Written request:
In the copy, keep every record exact and leave out all images.

:: Provided data ::

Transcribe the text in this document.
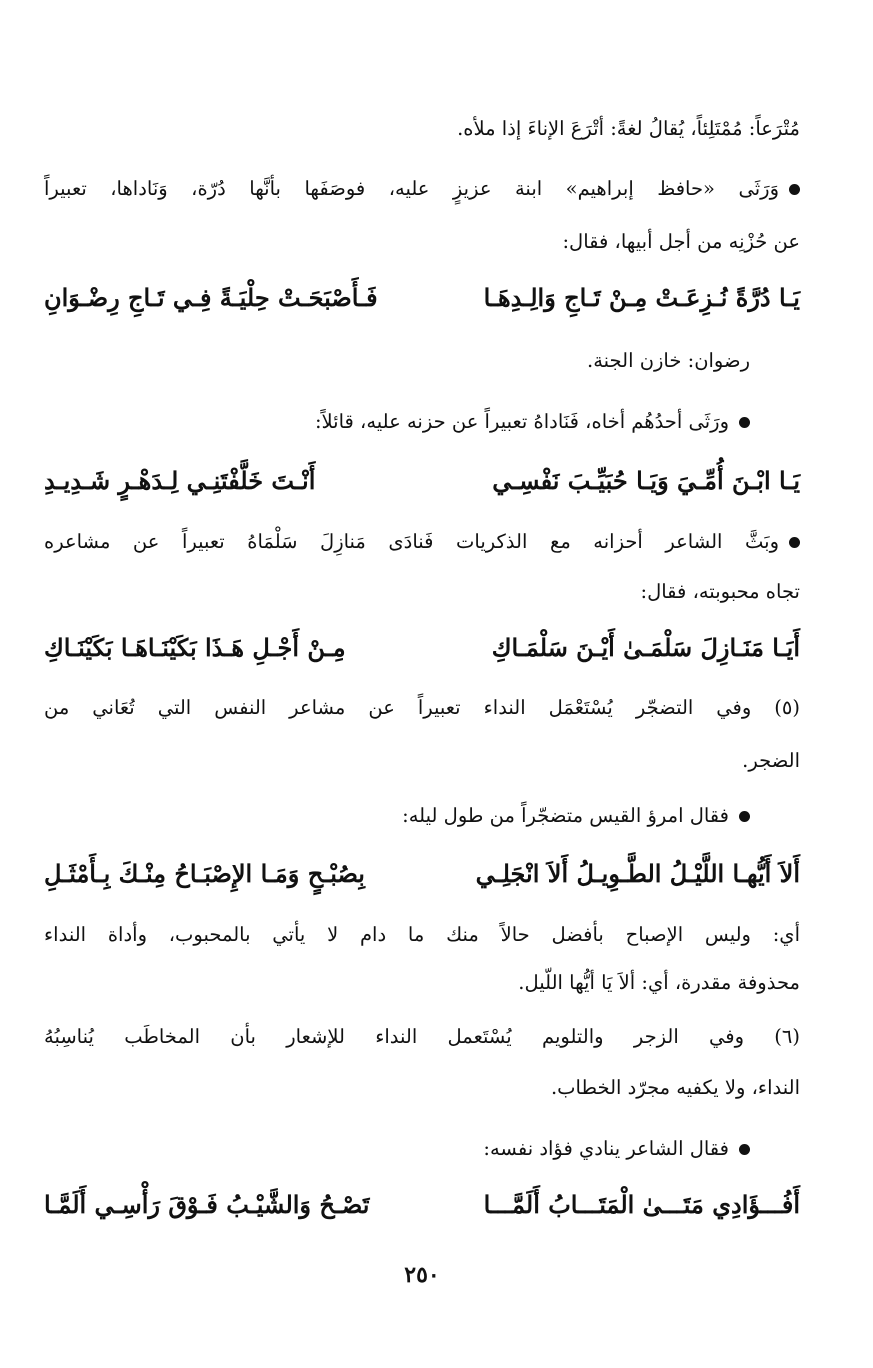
مُتْرَعاً: مُمْتَلِئاً، يُقالُ لغةً: أتْرَعَ الإناءَ إذا ملأه.
وَرَثَى «حافظ إبراهيم» ابنة عزيزٍ عليه، فوصَفَها بأنَّها دُرّة، وَنَاداها، تعبيراً
عن حُزْنِه من أجل أبيها، فقال:
يَـا دُرَّةً نُـزِعَـتْ مِـنْ تَـاجِ وَالِـدِهَـا
فَـأَصْبَحَـتْ حِلْيَـةً فِـي تَـاجِ رِضْـوَانِ
رضوان: خازن الجنة.
ورَثَى أحدُهُم أخاه، فَنَاداهُ تعبيراً عن حزنه عليه، قائلاً:
يَـا ابْـنَ أُمِّـيَ وَيَـا حُبَيِّـبَ نَفْسِـي
أَنْـتَ خَلَّفْتَنِـي لِـدَهْـرٍ شَـدِيـدِ
وبَثَّ الشاعر أحزانه مع الذكريات فَنادَى مَنازِلَ سَلْمَاهُ تعبيراً عن مشاعره
تجاه محبوبته، فقال:
أَيَـا مَنَـازِلَ سَلْمَـىٰ أَيْـنَ سَلْمَـاكِ
مِـنْ أَجْـلِ هَـذَا بَكَيْنَـاهَـا بَكَيْنَـاكِ
(٥) وفي التضجّر يُسْتَعْمَل النداء تعبيراً عن مشاعر النفس التي تُعَاني من
الضجر.
فقال امرؤ القيس متضجّراً من طول ليله:
أَلاَ أَيُّهـا اللَّيْـلُ الطَّـوِيـلُ أَلاَ انْجَلِـي
بِصُبْـحٍ وَمَـا الإِصْبَـاحُ مِنْـكَ بِـأَمْثَـلِ
أي: وليس الإصباح بأفضل حالاً منك ما دام لا يأتي بالمحبوب، وأداة النداء
محذوفة مقدرة، أي: ألاَ يَا أيُّها اللّيل.
(٦) وفي الزجر والتلويم يُسْتَعمل النداء للإشعار بأن المخاطَب يُناسِبُهُ
النداء، ولا يكفيه مجرّد الخطاب.
فقال الشاعر ينادي فؤاد نفسه:
أَفُـــؤَادِي مَتَـــىٰ الْمَتَـــابُ أَلَمَّـــا
تَصْـحُ وَالشَّيْـبُ فَـوْقَ رَأْسِـي أَلَمَّـا
٢٥٠
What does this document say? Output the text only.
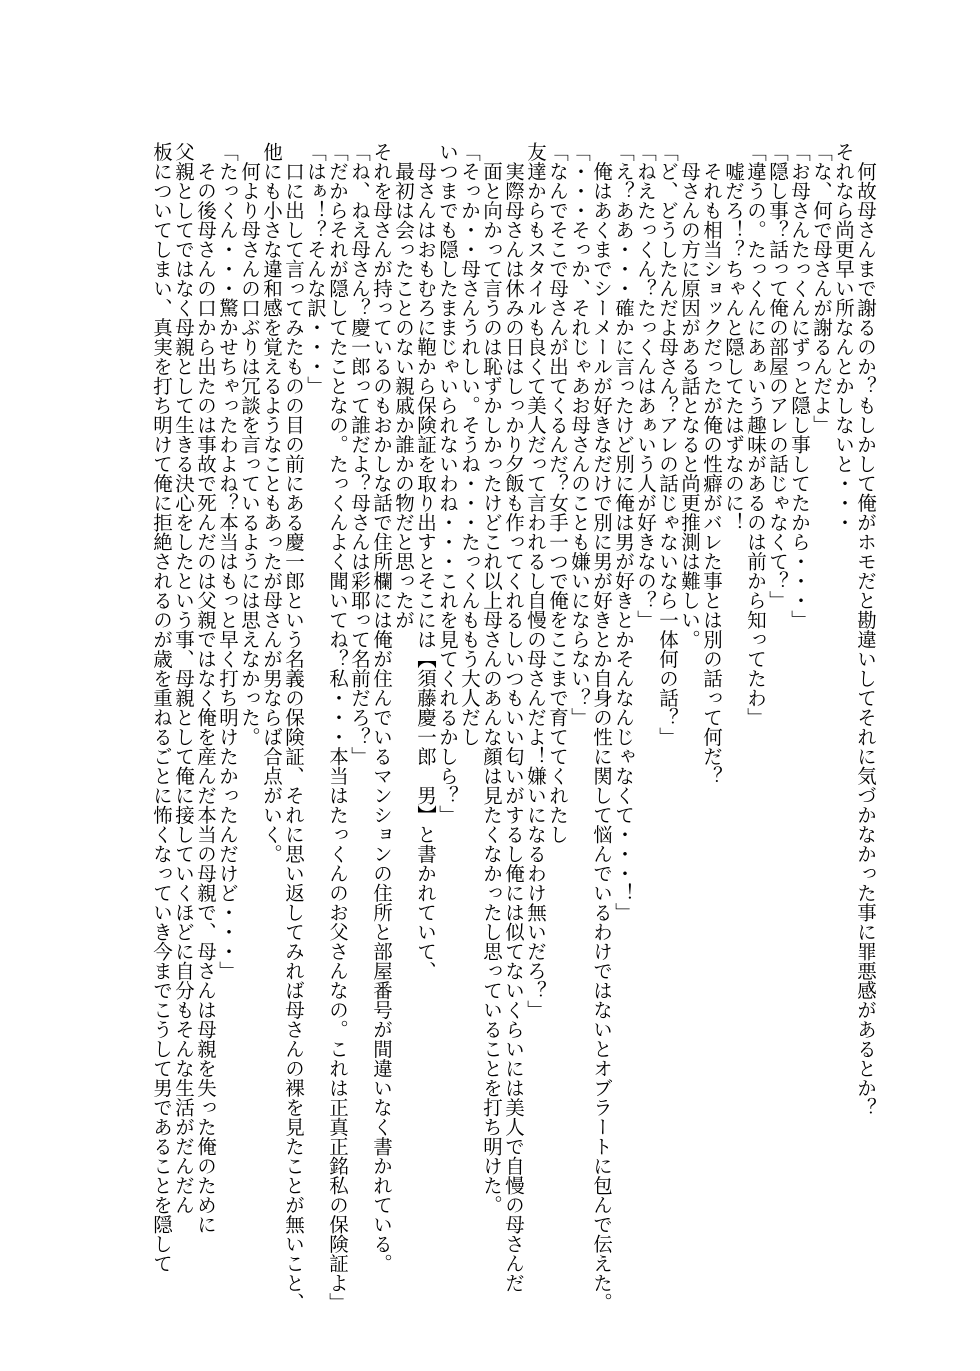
　何故母さんまで謝るのか？もしかして俺がホモだと勘違いしてそれに気づかなかった事に罪悪感があるとか？
それなら尚更早い所なんとかしないと・・・
「な、何で母さんが謝るんだよ」
「お母さんたっくんにずっと隠し事してたから・・・」
「隠し事？話って俺の部屋のアレの話じゃなくて？」
「違うの。たっくんにあぁいう趣味があるのは前から知ってたわ」
　嘘だろ！？ちゃんと隠してたはずなのに！
　それも相当ショックだったが俺の性癖がバレた事とは別の話って何だ？
　母さんの方に原因がある話となると尚更推測は難しい。
「ど、どうしたんだよ母さん？アレの話じゃないなら一体何の話？」
「ねえたっくん？たっくんはあぁいう人が好きなの？」
「え？ああ・・・確かに言ったけど別に俺は男が好きとかそんなんじゃなくて・・・！」
　俺はあくまでシーメールが好きなだけで別に男が好きとか自身の性に関して悩んでいるわけではないとオブラートに包んで伝えた。
「・・・そっか、それじゃあお母さんのことも嫌いにならない？」
「なんでそこで母さんが出てくるんだ？女手一つで俺をここまで育ててくれたし
友達からもスタイルも良くて美人だって言われるし自慢の母さんだよ！嫌いになるわけ無いだろ？」
　実際母さんは休みの日はしっかり夕飯も作ってくれるしいつもいい匂いがするし俺には似てないくらいには美人で自慢の母さんだ
　面と向かって言うのは恥ずかしかったけどこれ以上母さんのあんな顔は見たくなかったし思っていることを打ち明けた。
「そっか・・母さんうれしい。そうね・・・たっくんももう大人だし
いつまでも隠したままじゃいられないわね・・・これを見てくれるかしら？」
　母さんはおもむろに鞄から保険証を取り出すとそこには【須藤慶一郎　男】と書かれていて、
　最初は会ったことのない親戚か誰かの物だと思ったが
それを母さんが持っているのもおかしな話で住所欄には俺が住んでいるマンションの住所と部屋番号が間違いなく書かれている。
「ね、ねえ母さん？慶一郎って誰だよ？母さんは彩耶って名前だろ？」
「だからそれが隠してたことなの。たっくんよく聞いてね？私・・・本当はたっくんのお父さんなの。これは正真正銘私の保険証よ」
「はぁ！？そんな訳・・・」
　口に出して言ってみたものの目の前にある慶一郎という名義の保険証、それに思い返してみれば母さんの裸を見たことが無いこと、
他にも小さな違和感を覚えるようなこともあったが母さんが男ならば合点がいく。
　何より母さんの口ぶりは冗談を言っているようには思えなかった。
「たっくん・・・驚かせちゃったわよね？本当はもっと早く打ち明けたかったんだけど・・・」
　その後母さんの口から出たのは事故で死んだのは父親ではなく俺を産んだ本当の母親で、母さんは母親を失った俺のために
父親としてではなく母親として生きる決心をしたという事、母親として俺に接していくほどに自分もそんな生活がだんだん
板についてしまい、真実を打ち明けて俺に拒絶されるのが歳を重ねるごとに怖くなっていき今までこうして男であることを隠して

:::

Final result:
Transcribe the text in this document.
مُتْرَعاً: مُمْتَلِئاً، يُقالُ لغةً: أتْرَعَ الإناءَ إذا ملأه.
وَرَثَى «حافظ إبراهيم» ابنة عزيزٍ عليه، فوصَفَها بأنَّها دُرّة، وَنَاداها، تعبيراً
عن حُزْنِه من أجل أبيها، فقال:
يَـا دُرَّةً نُـزِعَـتْ مِـنْ تَـاجِ وَالِـدِهَـا
فَـأَصْبَحَـتْ حِلْيَـةً فِـي تَـاجِ رِضْـوَانِ
رضوان: خازن الجنة.
ورَثَى أحدُهُم أخاه، فَنَاداهُ تعبيراً عن حزنه عليه، قائلاً:
يَـا ابْـنَ أُمِّـيَ وَيَـا حُبَيِّـبَ نَفْسِـي
أَنْـتَ خَلَّفْتَنِـي لِـدَهْـرٍ شَـدِيـدِ
وبَثَّ الشاعر أحزانه مع الذكريات فَنادَى مَنازِلَ سَلْمَاهُ تعبيراً عن مشاعره
تجاه محبوبته، فقال:
أَيَـا مَنَـازِلَ سَلْمَـىٰ أَيْـنَ سَلْمَـاكِ
مِـنْ أَجْـلِ هَـذَا بَكَيْنَـاهَـا بَكَيْنَـاكِ
(٥) وفي التضجّر يُسْتَعْمَل النداء تعبيراً عن مشاعر النفس التي تُعَاني من
الضجر.
فقال امرؤ القيس متضجّراً من طول ليله:
أَلاَ أَيُّهـا اللَّيْـلُ الطَّـوِيـلُ أَلاَ انْجَلِـي
بِصُبْـحٍ وَمَـا الإِصْبَـاحُ مِنْـكَ بِـأَمْثَـلِ
أي: وليس الإصباح بأفضل حالاً منك ما دام لا يأتي بالمحبوب، وأداة النداء
محذوفة مقدرة، أي: ألاَ يَا أيُّها اللّيل.
(٦) وفي الزجر والتلويم يُسْتَعمل النداء للإشعار بأن المخاطَب يُناسِبُهُ
النداء، ولا يكفيه مجرّد الخطاب.
فقال الشاعر ينادي فؤاد نفسه:
أَفُـــؤَادِي مَتَـــىٰ الْمَتَـــابُ أَلَمَّـــا
تَصْـحُ وَالشَّيْـبُ فَـوْقَ رَأْسِـي أَلَمَّـا
٢٥٠
What does this document say? Output the text only.
　何故母さんまで謝るのか？もしかして俺がホモだと勘違いしてそれに気づかなかった事に罪悪感があるとか？
それなら尚更早い所なんとかしないと・・・
「な、何で母さんが謝るんだよ」
「お母さんたっくんにずっと隠し事してたから・・・」
「隠し事？話って俺の部屋のアレの話じゃなくて？」
「違うの。たっくんにあぁいう趣味があるのは前から知ってたわ」
　嘘だろ！？ちゃんと隠してたはずなのに！
　それも相当ショックだったが俺の性癖がバレた事とは別の話って何だ？
　母さんの方に原因がある話となると尚更推測は難しい。
「ど、どうしたんだよ母さん？アレの話じゃないなら一体何の話？」
「ねえたっくん？たっくんはあぁいう人が好きなの？」
「え？ああ・・・確かに言ったけど別に俺は男が好きとかそんなんじゃなくて・・・！」
　俺はあくまでシーメールが好きなだけで別に男が好きとか自身の性に関して悩んでいるわけではないとオブラートに包んで伝えた。
「・・・そっか、それじゃあお母さんのことも嫌いにならない？」
「なんでそこで母さんが出てくるんだ？女手一つで俺をここまで育ててくれたし
友達からもスタイルも良くて美人だって言われるし自慢の母さんだよ！嫌いになるわけ無いだろ？」
　実際母さんは休みの日はしっかり夕飯も作ってくれるしいつもいい匂いがするし俺には似てないくらいには美人で自慢の母さんだ
　面と向かって言うのは恥ずかしかったけどこれ以上母さんのあんな顔は見たくなかったし思っていることを打ち明けた。
「そっか・・母さんうれしい。そうね・・・たっくんももう大人だし
いつまでも隠したままじゃいられないわね・・・これを見てくれるかしら？」
　母さんはおもむろに鞄から保険証を取り出すとそこには【須藤慶一郎　男】と書かれていて、
　最初は会ったことのない親戚か誰かの物だと思ったが
それを母さんが持っているのもおかしな話で住所欄には俺が住んでいるマンションの住所と部屋番号が間違いなく書かれている。
「ね、ねえ母さん？慶一郎って誰だよ？母さんは彩耶って名前だろ？」
「だからそれが隠してたことなの。たっくんよく聞いてね？私・・・本当はたっくんのお父さんなの。これは正真正銘私の保険証よ」
「はぁ！？そんな訳・・・」
　口に出して言ってみたものの目の前にある慶一郎という名義の保険証、それに思い返してみれば母さんの裸を見たことが無いこと、
他にも小さな違和感を覚えるようなこともあったが母さんが男ならば合点がいく。
　何より母さんの口ぶりは冗談を言っているようには思えなかった。
「たっくん・・・驚かせちゃったわよね？本当はもっと早く打ち明けたかったんだけど・・・」
　その後母さんの口から出たのは事故で死んだのは父親ではなく俺を産んだ本当の母親で、母さんは母親を失った俺のために
父親としてではなく母親として生きる決心をしたという事、母親として俺に接していくほどに自分もそんな生活がだんだん
板についてしまい、真実を打ち明けて俺に拒絶されるのが歳を重ねるごとに怖くなっていき今までこうして男であることを隠して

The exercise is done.